Instruction
Without including any images, repeat the data exactly.

[Input for this task start]

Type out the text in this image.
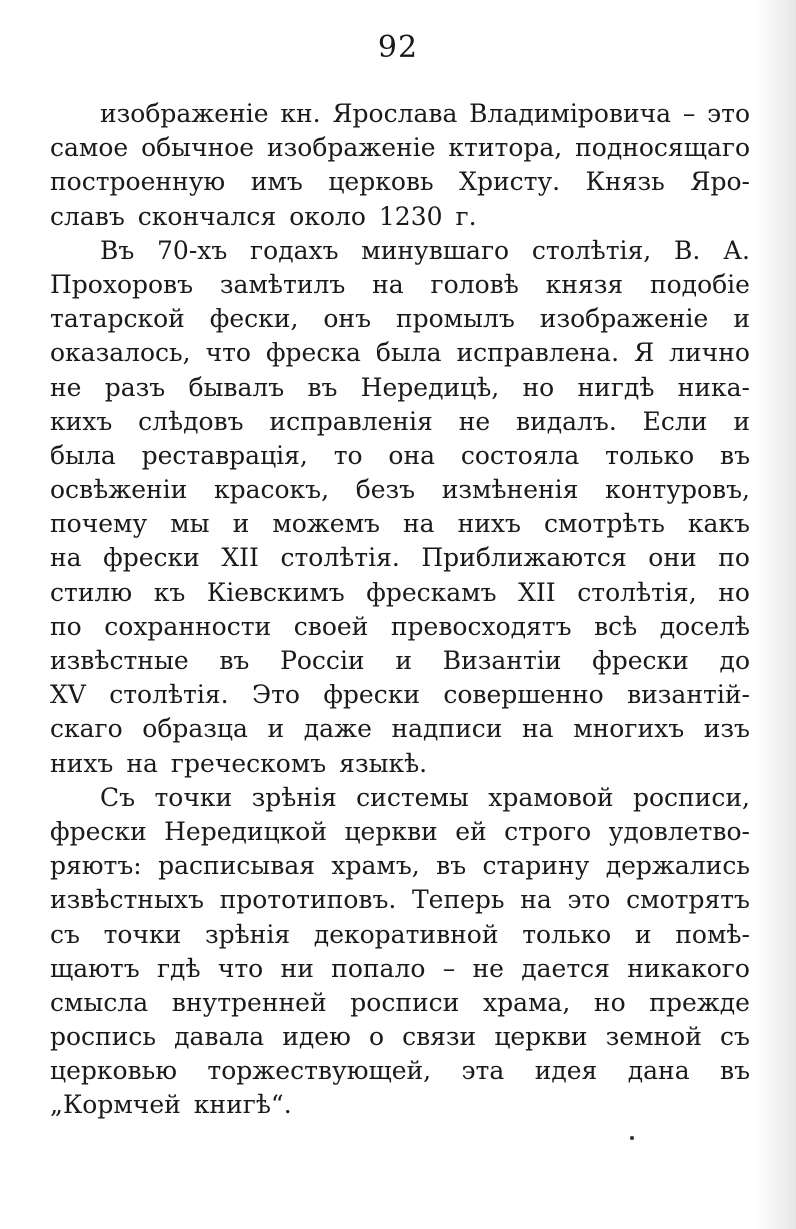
92
изображенiе кн. Ярослава Владимiровича – это
самое обычное изображенiе ктитора, подносящаго
построенную имъ церковь Христу. Князь Яро-
славъ скончался около 1230 г.
Въ 70-хъ годахъ минувшаго столѣтiя, В. А.
Прохоровъ замѣтилъ на головѣ князя подобiе
татарской фески, онъ промылъ изображенiе и
оказалось, что фреска была исправлена. Я лично
не разъ бывалъ въ Нередицѣ, но нигдѣ никa-
кихъ слѣдовъ исправленiя не видалъ. Если и
была реставрацiя, то она состояла только въ
освѣженiи красокъ, безъ измѣненiя контуровъ,
почему мы и можемъ на нихъ смотрѣть какъ
на фрески XII столѣтiя. Приближаются они по
стилю къ Кiевскимъ фрескамъ XII столѣтiя, но
по сохранности своей превосходятъ всѣ доселѣ
извѣстные въ Россiи и Византiи фрески до
XV столѣтiя. Это фрески совершенно византiй-
скаго образца и даже надписи на многихъ изъ
нихъ на греческомъ языкѣ.
Съ точки зрѣнiя системы храмовой росписи,
фрески Нередицкой церкви ей строго удовлетво-
ряютъ: расписывая храмъ, въ старину держались
извѣстныхъ прототиповъ. Теперь на это смотрятъ
съ точки зрѣнiя декоративной только и помѣ-
щаютъ гдѣ что ни попало – не дается никакого
смысла внутренней росписи храма, но прежде
роспись давала идею о связи церкви земной съ
церковью торжествующей, эта идея дана въ
„Кормчей книгѣ“.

[Input for this task end]

Answer for the task
Type out the text in this image.
92
изображенiе кн. Ярослава Владимiровича – это
самое обычное изображенiе ктитора, подносящаго
построенную имъ церковь Христу. Князь Яро-
славъ скончался около 1230 г.
Въ 70-хъ годахъ минувшаго столѣтiя, В. А.
Прохоровъ замѣтилъ на головѣ князя подобiе
татарской фески, онъ промылъ изображенiе и
оказалось, что фреска была исправлена. Я лично
не разъ бывалъ въ Нередицѣ, но нигдѣ никa-
кихъ слѣдовъ исправленiя не видалъ. Если и
была реставрацiя, то она состояла только въ
освѣженiи красокъ, безъ измѣненiя контуровъ,
почему мы и можемъ на нихъ смотрѣть какъ
на фрески XII столѣтiя. Приближаются они по
стилю къ Кiевскимъ фрескамъ XII столѣтiя, но
по сохранности своей превосходятъ всѣ доселѣ
извѣстные въ Россiи и Византiи фрески до
XV столѣтiя. Это фрески совершенно византiй-
скаго образца и даже надписи на многихъ изъ
нихъ на греческомъ языкѣ.
Съ точки зрѣнiя системы храмовой росписи,
фрески Нередицкой церкви ей строго удовлетво-
ряютъ: расписывая храмъ, въ старину держались
извѣстныхъ прототиповъ. Теперь на это смотрятъ
съ точки зрѣнiя декоративной только и помѣ-
щаютъ гдѣ что ни попало – не дается никакого
смысла внутренней росписи храма, но прежде
роспись давала идею о связи церкви земной съ
церковью торжествующей, эта идея дана въ
„Кормчей книгѣ“.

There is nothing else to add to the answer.